##### Data to process

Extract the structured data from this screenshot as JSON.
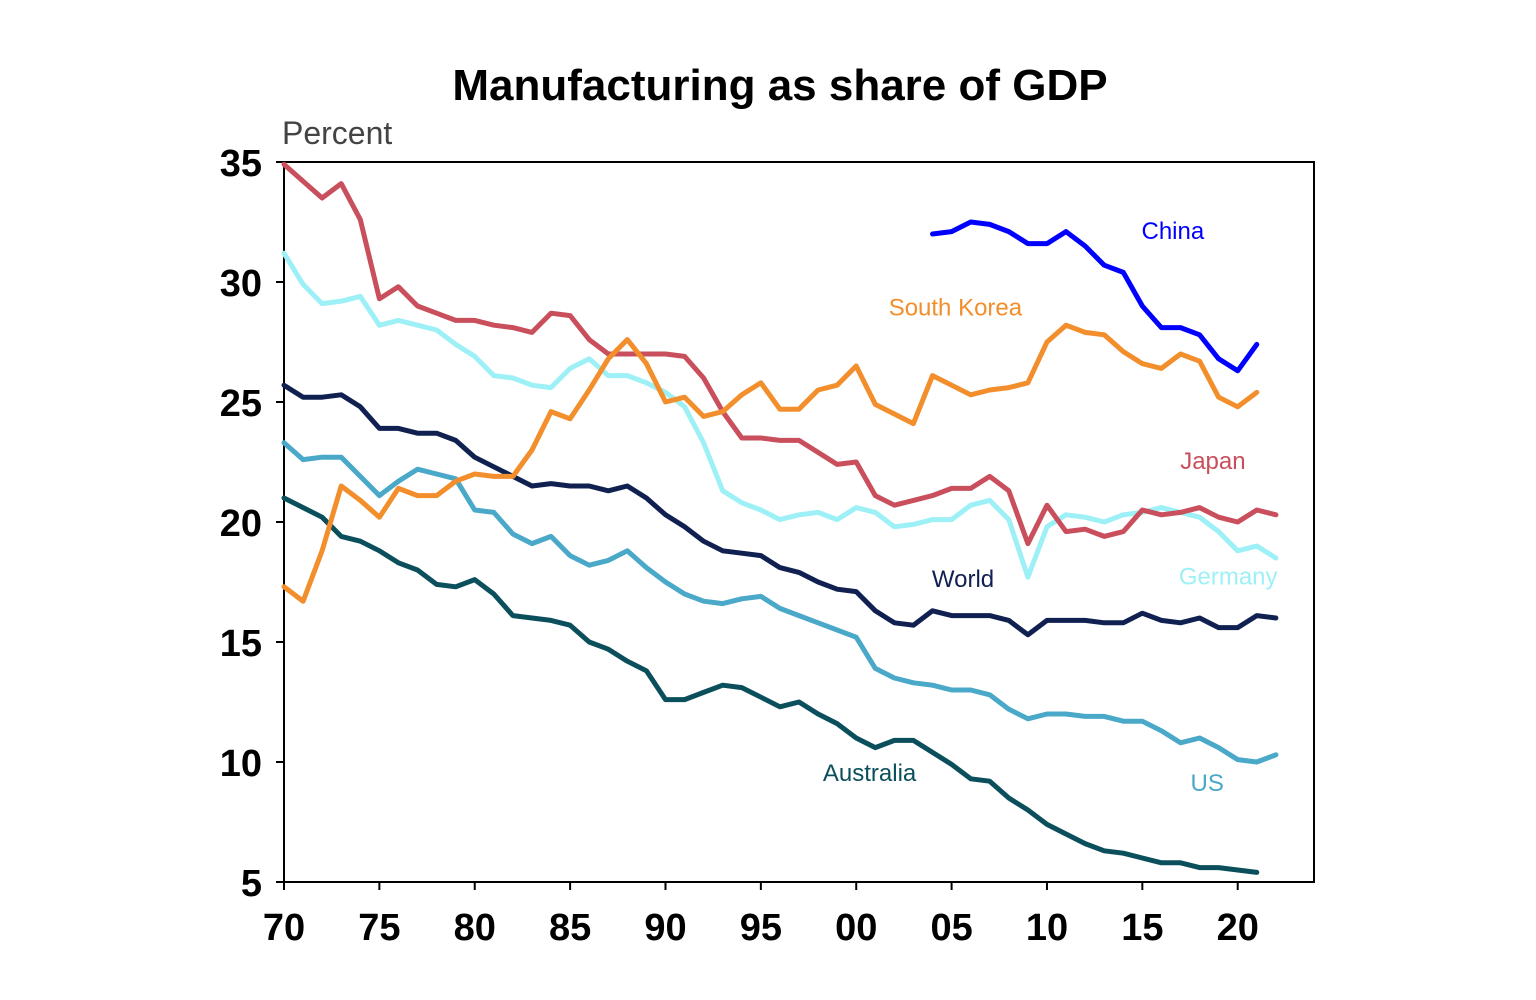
{
  "chart_data": {
    "type": "line",
    "title": "Manufacturing as share of GDP",
    "ylabel": "Percent",
    "xlabel": "",
    "ylim": [
      5,
      35
    ],
    "xlim": [
      1970,
      2024
    ],
    "grid": false,
    "legend": "inline labels",
    "y_ticks": [
      {
        "value": 35,
        "label": "35"
      },
      {
        "value": 30,
        "label": "30"
      },
      {
        "value": 25,
        "label": "25"
      },
      {
        "value": 20,
        "label": "20"
      },
      {
        "value": 15,
        "label": "15"
      },
      {
        "value": 10,
        "label": "10"
      },
      {
        "value": 5,
        "label": "5"
      }
    ],
    "x_ticks": [
      {
        "value": 1970,
        "label": "70"
      },
      {
        "value": 1975,
        "label": "75"
      },
      {
        "value": 1980,
        "label": "80"
      },
      {
        "value": 1985,
        "label": "85"
      },
      {
        "value": 1990,
        "label": "90"
      },
      {
        "value": 1995,
        "label": "95"
      },
      {
        "value": 2000,
        "label": "00"
      },
      {
        "value": 2005,
        "label": "05"
      },
      {
        "value": 2010,
        "label": "10"
      },
      {
        "value": 2015,
        "label": "15"
      },
      {
        "value": 2020,
        "label": "20"
      }
    ],
    "series": [
      {
        "id": "china",
        "name": "China",
        "color": "#0000ff",
        "label_at": {
          "x": 2016.6,
          "y": 31.8
        },
        "x": [
          2004,
          2005,
          2006,
          2007,
          2008,
          2009,
          2010,
          2011,
          2012,
          2013,
          2014,
          2015,
          2016,
          2017,
          2018,
          2019,
          2020,
          2021
        ],
        "y": [
          32.0,
          32.1,
          32.5,
          32.4,
          32.1,
          31.6,
          31.6,
          32.1,
          31.5,
          30.7,
          30.4,
          29.0,
          28.1,
          28.1,
          27.8,
          26.8,
          26.3,
          27.4
        ]
      },
      {
        "id": "south-korea",
        "name": "South Korea",
        "color": "#f28e2b",
        "label_at": {
          "x": 2005.2,
          "y": 28.6
        },
        "x": [
          1970,
          1971,
          1972,
          1973,
          1974,
          1975,
          1976,
          1977,
          1978,
          1979,
          1980,
          1981,
          1982,
          1983,
          1984,
          1985,
          1986,
          1987,
          1988,
          1989,
          1990,
          1991,
          1992,
          1993,
          1994,
          1995,
          1996,
          1997,
          1998,
          1999,
          2000,
          2001,
          2002,
          2003,
          2004,
          2005,
          2006,
          2007,
          2008,
          2009,
          2010,
          2011,
          2012,
          2013,
          2014,
          2015,
          2016,
          2017,
          2018,
          2019,
          2020,
          2021
        ],
        "y": [
          17.3,
          16.7,
          18.8,
          21.5,
          20.9,
          20.2,
          21.4,
          21.1,
          21.1,
          21.7,
          22.0,
          21.9,
          21.9,
          23.0,
          24.6,
          24.3,
          25.5,
          26.8,
          27.6,
          26.6,
          25.0,
          25.2,
          24.4,
          24.6,
          25.3,
          25.8,
          24.7,
          24.7,
          25.5,
          25.7,
          26.5,
          24.9,
          24.5,
          24.1,
          26.1,
          25.7,
          25.3,
          25.5,
          25.6,
          25.8,
          27.5,
          28.2,
          27.9,
          27.8,
          27.1,
          26.6,
          26.4,
          27.0,
          26.7,
          25.2,
          24.8,
          25.4
        ]
      },
      {
        "id": "japan",
        "name": "Japan",
        "color": "#c94f5c",
        "label_at": {
          "x": 2018.7,
          "y": 22.2
        },
        "x": [
          1970,
          1971,
          1972,
          1973,
          1974,
          1975,
          1976,
          1977,
          1978,
          1979,
          1980,
          1981,
          1982,
          1983,
          1984,
          1985,
          1986,
          1987,
          1988,
          1989,
          1990,
          1991,
          1992,
          1993,
          1994,
          1995,
          1996,
          1997,
          1998,
          1999,
          2000,
          2001,
          2002,
          2003,
          2004,
          2005,
          2006,
          2007,
          2008,
          2009,
          2010,
          2011,
          2012,
          2013,
          2014,
          2015,
          2016,
          2017,
          2018,
          2019,
          2020,
          2021,
          2022
        ],
        "y": [
          34.9,
          34.2,
          33.5,
          34.1,
          32.6,
          29.3,
          29.8,
          29.0,
          28.7,
          28.4,
          28.4,
          28.2,
          28.1,
          27.9,
          28.7,
          28.6,
          27.6,
          27.0,
          27.0,
          27.0,
          27.0,
          26.9,
          26.0,
          24.6,
          23.5,
          23.5,
          23.4,
          23.4,
          22.9,
          22.4,
          22.5,
          21.1,
          20.7,
          20.9,
          21.1,
          21.4,
          21.4,
          21.9,
          21.3,
          19.1,
          20.7,
          19.6,
          19.7,
          19.4,
          19.6,
          20.5,
          20.3,
          20.4,
          20.6,
          20.2,
          20.0,
          20.5,
          20.3
        ]
      },
      {
        "id": "germany",
        "name": "Germany",
        "color": "#9ef0f7",
        "label_at": {
          "x": 2019.5,
          "y": 17.4
        },
        "x": [
          1970,
          1971,
          1972,
          1973,
          1974,
          1975,
          1976,
          1977,
          1978,
          1979,
          1980,
          1981,
          1982,
          1983,
          1984,
          1985,
          1986,
          1987,
          1988,
          1989,
          1990,
          1991,
          1992,
          1993,
          1994,
          1995,
          1996,
          1997,
          1998,
          1999,
          2000,
          2001,
          2002,
          2003,
          2004,
          2005,
          2006,
          2007,
          2008,
          2009,
          2010,
          2011,
          2012,
          2013,
          2014,
          2015,
          2016,
          2017,
          2018,
          2019,
          2020,
          2021,
          2022
        ],
        "y": [
          31.2,
          29.9,
          29.1,
          29.2,
          29.4,
          28.2,
          28.4,
          28.2,
          28.0,
          27.4,
          26.9,
          26.1,
          26.0,
          25.7,
          25.6,
          26.4,
          26.8,
          26.1,
          26.1,
          25.8,
          25.4,
          24.8,
          23.3,
          21.3,
          20.8,
          20.5,
          20.1,
          20.3,
          20.4,
          20.1,
          20.6,
          20.4,
          19.8,
          19.9,
          20.1,
          20.1,
          20.7,
          20.9,
          20.1,
          17.7,
          19.8,
          20.3,
          20.2,
          20.0,
          20.3,
          20.4,
          20.6,
          20.4,
          20.2,
          19.6,
          18.8,
          19.0,
          18.5
        ]
      },
      {
        "id": "world",
        "name": "World",
        "color": "#102050",
        "label_at": {
          "x": 2005.6,
          "y": 17.3
        },
        "x": [
          1970,
          1971,
          1972,
          1973,
          1974,
          1975,
          1976,
          1977,
          1978,
          1979,
          1980,
          1981,
          1982,
          1983,
          1984,
          1985,
          1986,
          1987,
          1988,
          1989,
          1990,
          1991,
          1992,
          1993,
          1994,
          1995,
          1996,
          1997,
          1998,
          1999,
          2000,
          2001,
          2002,
          2003,
          2004,
          2005,
          2006,
          2007,
          2008,
          2009,
          2010,
          2011,
          2012,
          2013,
          2014,
          2015,
          2016,
          2017,
          2018,
          2019,
          2020,
          2021,
          2022
        ],
        "y": [
          25.7,
          25.2,
          25.2,
          25.3,
          24.8,
          23.9,
          23.9,
          23.7,
          23.7,
          23.4,
          22.7,
          22.3,
          21.9,
          21.5,
          21.6,
          21.5,
          21.5,
          21.3,
          21.5,
          21.0,
          20.3,
          19.8,
          19.2,
          18.8,
          18.7,
          18.6,
          18.1,
          17.9,
          17.5,
          17.2,
          17.1,
          16.3,
          15.8,
          15.7,
          16.3,
          16.1,
          16.1,
          16.1,
          15.9,
          15.3,
          15.9,
          15.9,
          15.9,
          15.8,
          15.8,
          16.2,
          15.9,
          15.8,
          16.0,
          15.6,
          15.6,
          16.1,
          16.0
        ]
      },
      {
        "id": "us",
        "name": "US",
        "color": "#4aa8c8",
        "label_at": {
          "x": 2018.4,
          "y": 8.8
        },
        "x": [
          1970,
          1971,
          1972,
          1973,
          1974,
          1975,
          1976,
          1977,
          1978,
          1979,
          1980,
          1981,
          1982,
          1983,
          1984,
          1985,
          1986,
          1987,
          1988,
          1989,
          1990,
          1991,
          1992,
          1993,
          1994,
          1995,
          1996,
          1997,
          1998,
          1999,
          2000,
          2001,
          2002,
          2003,
          2004,
          2005,
          2006,
          2007,
          2008,
          2009,
          2010,
          2011,
          2012,
          2013,
          2014,
          2015,
          2016,
          2017,
          2018,
          2019,
          2020,
          2021,
          2022
        ],
        "y": [
          23.3,
          22.6,
          22.7,
          22.7,
          21.9,
          21.1,
          21.7,
          22.2,
          22.0,
          21.8,
          20.5,
          20.4,
          19.5,
          19.1,
          19.4,
          18.6,
          18.2,
          18.4,
          18.8,
          18.1,
          17.5,
          17.0,
          16.7,
          16.6,
          16.8,
          16.9,
          16.4,
          16.1,
          15.8,
          15.5,
          15.2,
          13.9,
          13.5,
          13.3,
          13.2,
          13.0,
          13.0,
          12.8,
          12.2,
          11.8,
          12.0,
          12.0,
          11.9,
          11.9,
          11.7,
          11.7,
          11.3,
          10.8,
          11.0,
          10.6,
          10.1,
          10.0,
          10.3
        ]
      },
      {
        "id": "australia",
        "name": "Australia",
        "color": "#0b4f5c",
        "label_at": {
          "x": 2000.7,
          "y": 9.2
        },
        "x": [
          1970,
          1971,
          1972,
          1973,
          1974,
          1975,
          1976,
          1977,
          1978,
          1979,
          1980,
          1981,
          1982,
          1983,
          1984,
          1985,
          1986,
          1987,
          1988,
          1989,
          1990,
          1991,
          1992,
          1993,
          1994,
          1995,
          1996,
          1997,
          1998,
          1999,
          2000,
          2001,
          2002,
          2003,
          2004,
          2005,
          2006,
          2007,
          2008,
          2009,
          2010,
          2011,
          2012,
          2013,
          2014,
          2015,
          2016,
          2017,
          2018,
          2019,
          2020,
          2021
        ],
        "y": [
          21.0,
          20.6,
          20.2,
          19.4,
          19.2,
          18.8,
          18.3,
          18.0,
          17.4,
          17.3,
          17.6,
          17.0,
          16.1,
          16.0,
          15.9,
          15.7,
          15.0,
          14.7,
          14.2,
          13.8,
          12.6,
          12.6,
          12.9,
          13.2,
          13.1,
          12.7,
          12.3,
          12.5,
          12.0,
          11.6,
          11.0,
          10.6,
          10.9,
          10.9,
          10.4,
          9.9,
          9.3,
          9.2,
          8.5,
          8.0,
          7.4,
          7.0,
          6.6,
          6.3,
          6.2,
          6.0,
          5.8,
          5.8,
          5.6,
          5.6,
          5.5,
          5.4
        ]
      }
    ]
  }
}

##########

• _Exercise objective_:
For the listing above, identify each line bearing "color".

• _Task result_:
        "color": "#0000ff",
        "color": "#f28e2b",
        "color": "#c94f5c",
        "color": "#9ef0f7",
        "color": "#102050",
        "color": "#4aa8c8",
        "color": "#0b4f5c",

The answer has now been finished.